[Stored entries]
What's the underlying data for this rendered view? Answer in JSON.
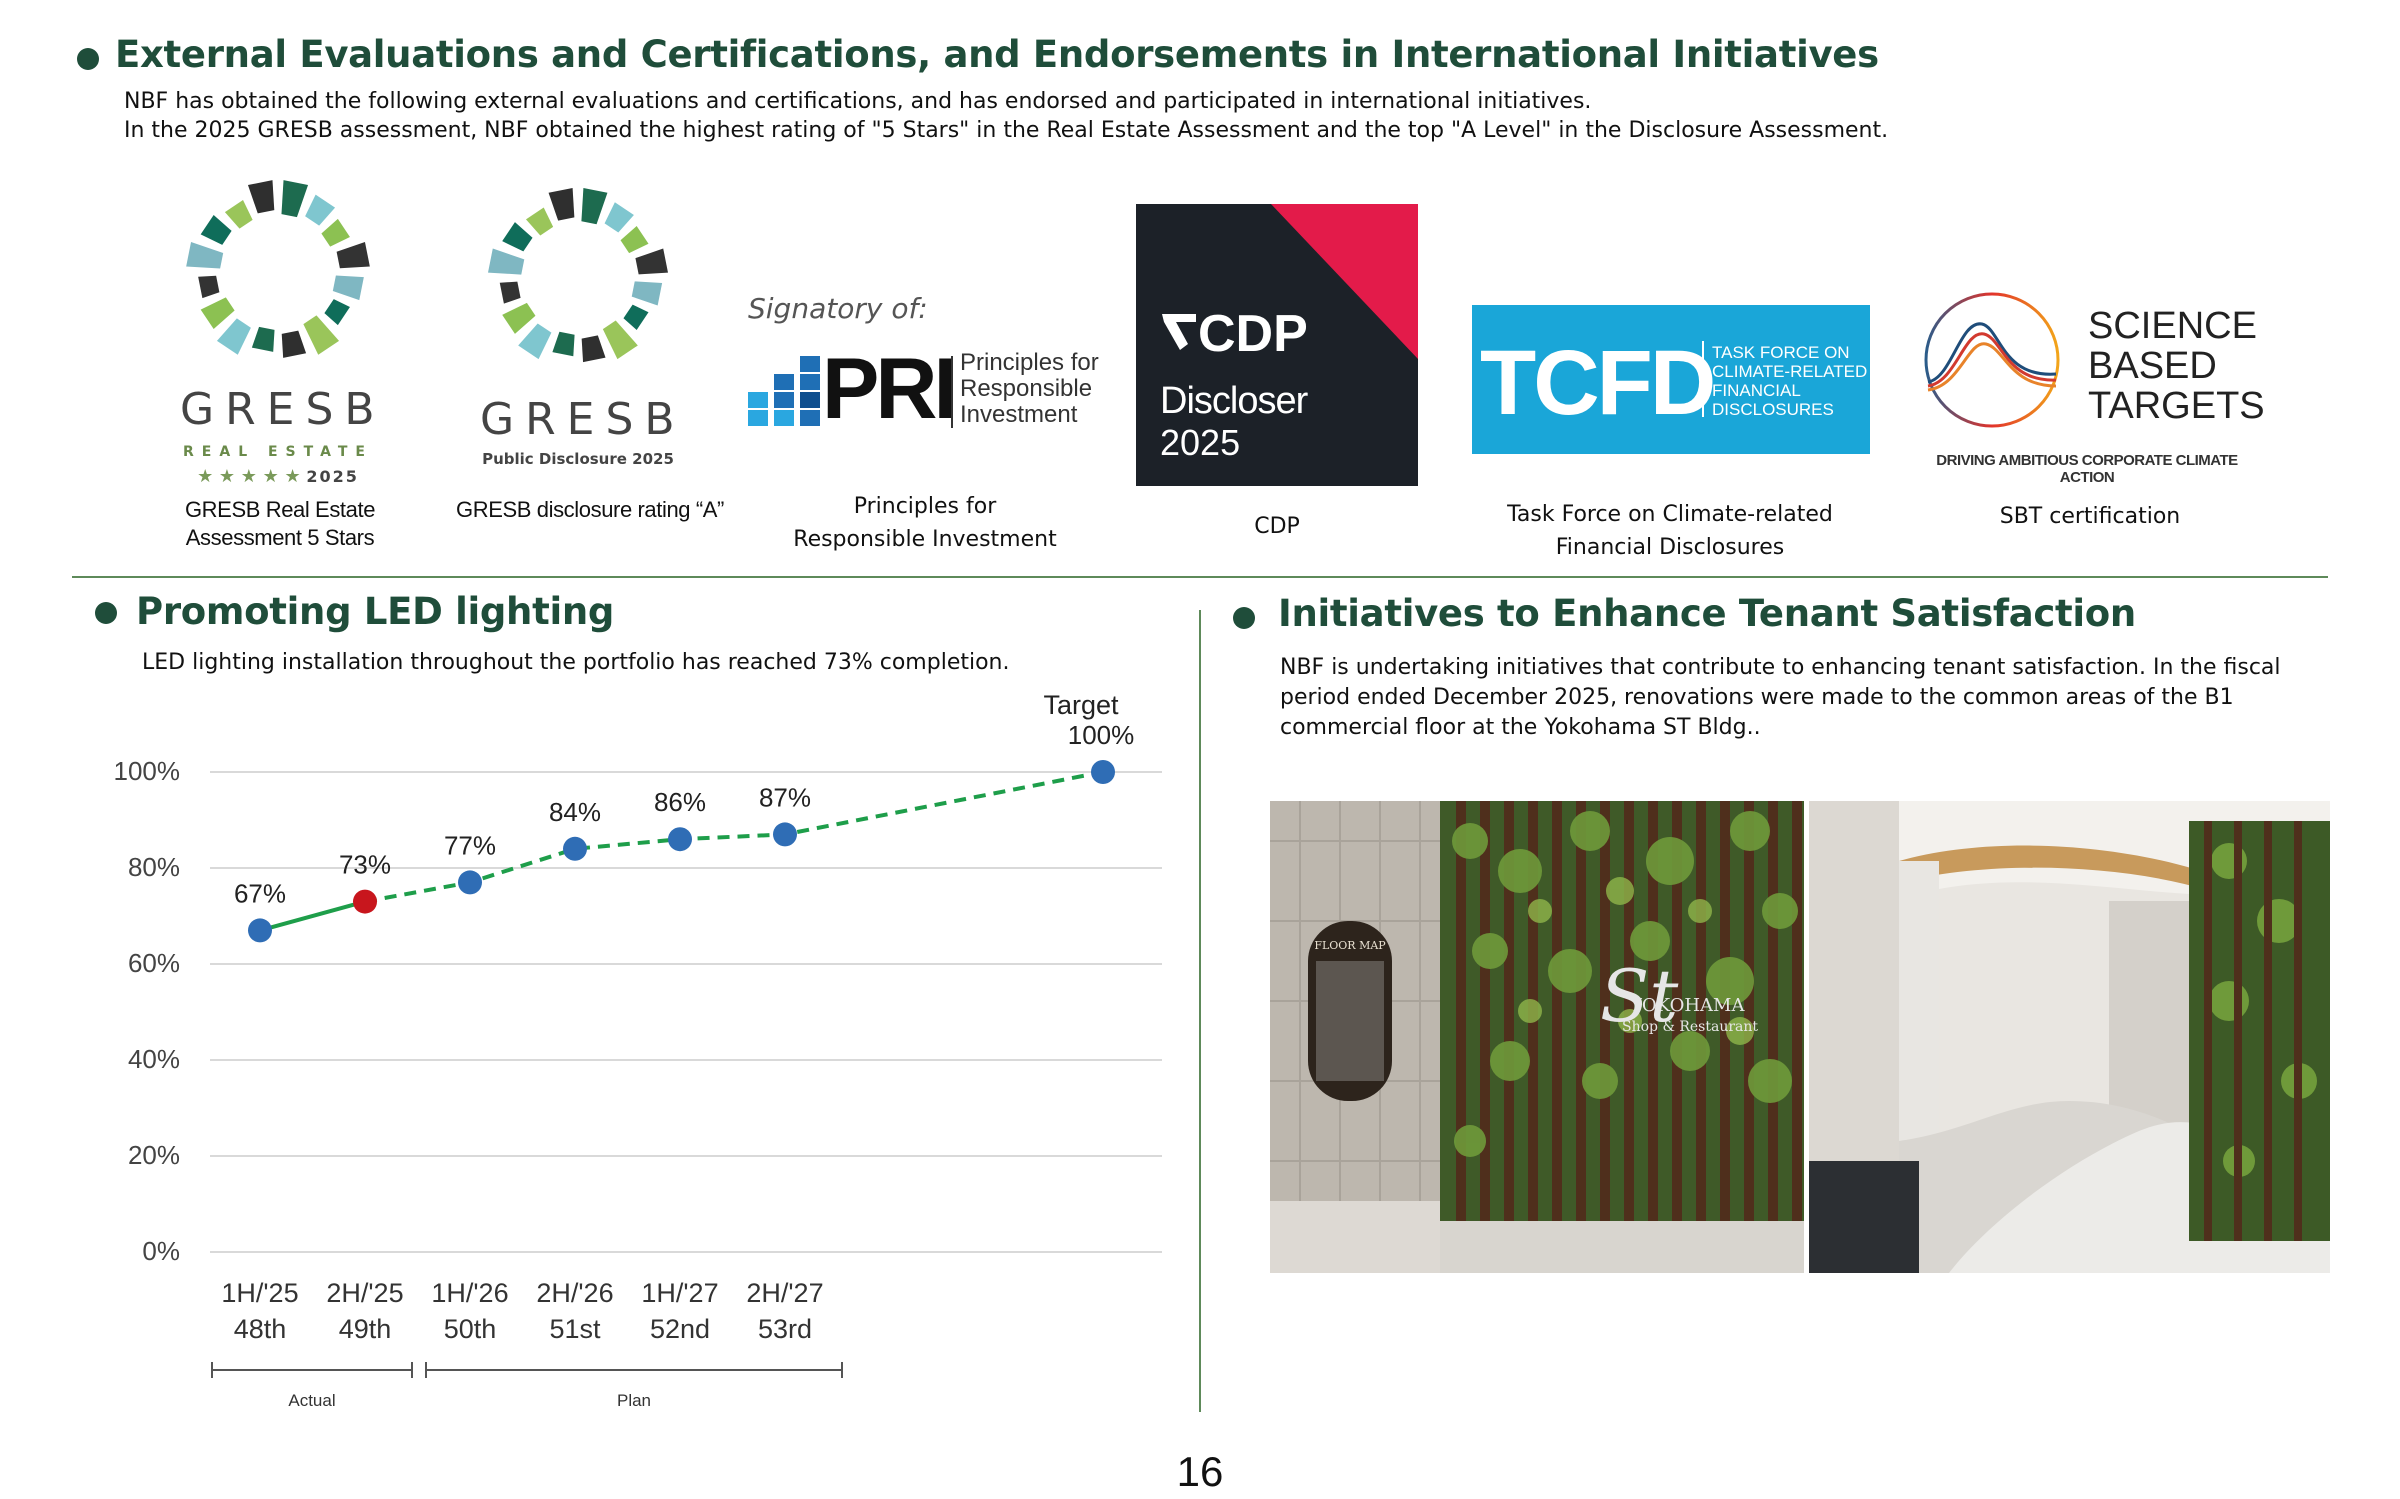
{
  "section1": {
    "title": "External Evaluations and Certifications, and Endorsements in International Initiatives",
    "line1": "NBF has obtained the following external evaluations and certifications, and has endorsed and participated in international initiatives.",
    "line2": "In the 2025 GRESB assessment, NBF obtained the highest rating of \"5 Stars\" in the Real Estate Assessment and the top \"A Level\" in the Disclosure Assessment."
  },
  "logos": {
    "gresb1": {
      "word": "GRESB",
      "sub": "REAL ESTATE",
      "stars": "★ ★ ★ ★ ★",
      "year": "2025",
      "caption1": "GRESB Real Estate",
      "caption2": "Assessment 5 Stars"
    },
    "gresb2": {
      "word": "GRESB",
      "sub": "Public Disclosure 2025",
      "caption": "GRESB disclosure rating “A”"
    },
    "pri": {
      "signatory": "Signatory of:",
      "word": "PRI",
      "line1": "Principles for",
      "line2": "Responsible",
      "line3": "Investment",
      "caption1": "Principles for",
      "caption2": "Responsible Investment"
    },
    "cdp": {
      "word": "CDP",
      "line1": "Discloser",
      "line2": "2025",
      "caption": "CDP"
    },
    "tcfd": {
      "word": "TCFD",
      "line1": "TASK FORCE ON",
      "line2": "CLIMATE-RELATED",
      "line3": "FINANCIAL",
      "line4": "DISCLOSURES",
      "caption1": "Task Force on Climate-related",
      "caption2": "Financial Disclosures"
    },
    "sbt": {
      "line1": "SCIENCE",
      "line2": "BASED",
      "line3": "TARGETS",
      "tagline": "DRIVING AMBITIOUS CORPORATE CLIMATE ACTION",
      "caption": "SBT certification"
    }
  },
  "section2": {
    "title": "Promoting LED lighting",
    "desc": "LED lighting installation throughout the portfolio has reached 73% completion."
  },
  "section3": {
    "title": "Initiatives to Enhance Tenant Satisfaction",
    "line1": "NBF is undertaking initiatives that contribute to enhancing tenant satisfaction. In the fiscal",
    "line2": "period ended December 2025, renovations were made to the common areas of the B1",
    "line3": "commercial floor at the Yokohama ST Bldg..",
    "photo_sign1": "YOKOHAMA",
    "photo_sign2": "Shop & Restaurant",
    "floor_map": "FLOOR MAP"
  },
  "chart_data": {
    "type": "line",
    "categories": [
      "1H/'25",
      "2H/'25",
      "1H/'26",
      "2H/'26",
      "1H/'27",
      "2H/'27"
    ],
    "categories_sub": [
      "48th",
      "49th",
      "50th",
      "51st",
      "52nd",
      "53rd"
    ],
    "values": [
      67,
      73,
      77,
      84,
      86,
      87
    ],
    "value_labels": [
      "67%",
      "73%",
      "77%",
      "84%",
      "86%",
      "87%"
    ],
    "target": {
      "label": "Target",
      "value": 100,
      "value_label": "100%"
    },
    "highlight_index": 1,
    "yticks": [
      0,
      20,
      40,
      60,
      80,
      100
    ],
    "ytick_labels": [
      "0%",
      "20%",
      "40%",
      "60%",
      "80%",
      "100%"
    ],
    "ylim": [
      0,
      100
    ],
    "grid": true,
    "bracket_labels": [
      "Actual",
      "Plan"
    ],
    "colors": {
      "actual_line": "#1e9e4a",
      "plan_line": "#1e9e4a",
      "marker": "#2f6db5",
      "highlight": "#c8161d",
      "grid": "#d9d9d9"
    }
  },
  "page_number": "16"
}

# [What you are asked to do]
Replicate the material above verbatim; images stay out of the copy.

# [Correct answer]
What's the underlying data for this rendered view? Answer in JSON.
{
  "section1": {
    "title": "External Evaluations and Certifications, and Endorsements in International Initiatives",
    "line1": "NBF has obtained the following external evaluations and certifications, and has endorsed and participated in international initiatives.",
    "line2": "In the 2025 GRESB assessment, NBF obtained the highest rating of \"5 Stars\" in the Real Estate Assessment and the top \"A Level\" in the Disclosure Assessment."
  },
  "logos": {
    "gresb1": {
      "word": "GRESB",
      "sub": "REAL ESTATE",
      "stars": "★ ★ ★ ★ ★",
      "year": "2025",
      "caption1": "GRESB Real Estate",
      "caption2": "Assessment 5 Stars"
    },
    "gresb2": {
      "word": "GRESB",
      "sub": "Public Disclosure 2025",
      "caption": "GRESB disclosure rating “A”"
    },
    "pri": {
      "signatory": "Signatory of:",
      "word": "PRI",
      "line1": "Principles for",
      "line2": "Responsible",
      "line3": "Investment",
      "caption1": "Principles for",
      "caption2": "Responsible Investment"
    },
    "cdp": {
      "word": "CDP",
      "line1": "Discloser",
      "line2": "2025",
      "caption": "CDP"
    },
    "tcfd": {
      "word": "TCFD",
      "line1": "TASK FORCE ON",
      "line2": "CLIMATE-RELATED",
      "line3": "FINANCIAL",
      "line4": "DISCLOSURES",
      "caption1": "Task Force on Climate-related",
      "caption2": "Financial Disclosures"
    },
    "sbt": {
      "line1": "SCIENCE",
      "line2": "BASED",
      "line3": "TARGETS",
      "tagline": "DRIVING AMBITIOUS CORPORATE CLIMATE ACTION",
      "caption": "SBT certification"
    }
  },
  "section2": {
    "title": "Promoting LED lighting",
    "desc": "LED lighting installation throughout the portfolio has reached 73% completion."
  },
  "section3": {
    "title": "Initiatives to Enhance Tenant Satisfaction",
    "line1": "NBF is undertaking initiatives that contribute to enhancing tenant satisfaction. In the fiscal",
    "line2": "period ended December 2025, renovations were made to the common areas of the B1",
    "line3": "commercial floor at the Yokohama ST Bldg..",
    "photo_sign1": "YOKOHAMA",
    "photo_sign2": "Shop & Restaurant",
    "floor_map": "FLOOR MAP"
  },
  "chart_data": {
    "type": "line",
    "categories": [
      "1H/'25",
      "2H/'25",
      "1H/'26",
      "2H/'26",
      "1H/'27",
      "2H/'27"
    ],
    "categories_sub": [
      "48th",
      "49th",
      "50th",
      "51st",
      "52nd",
      "53rd"
    ],
    "values": [
      67,
      73,
      77,
      84,
      86,
      87
    ],
    "value_labels": [
      "67%",
      "73%",
      "77%",
      "84%",
      "86%",
      "87%"
    ],
    "target": {
      "label": "Target",
      "value": 100,
      "value_label": "100%"
    },
    "highlight_index": 1,
    "yticks": [
      0,
      20,
      40,
      60,
      80,
      100
    ],
    "ytick_labels": [
      "0%",
      "20%",
      "40%",
      "60%",
      "80%",
      "100%"
    ],
    "ylim": [
      0,
      100
    ],
    "grid": true,
    "bracket_labels": [
      "Actual",
      "Plan"
    ],
    "colors": {
      "actual_line": "#1e9e4a",
      "plan_line": "#1e9e4a",
      "marker": "#2f6db5",
      "highlight": "#c8161d",
      "grid": "#d9d9d9"
    }
  },
  "page_number": "16"
}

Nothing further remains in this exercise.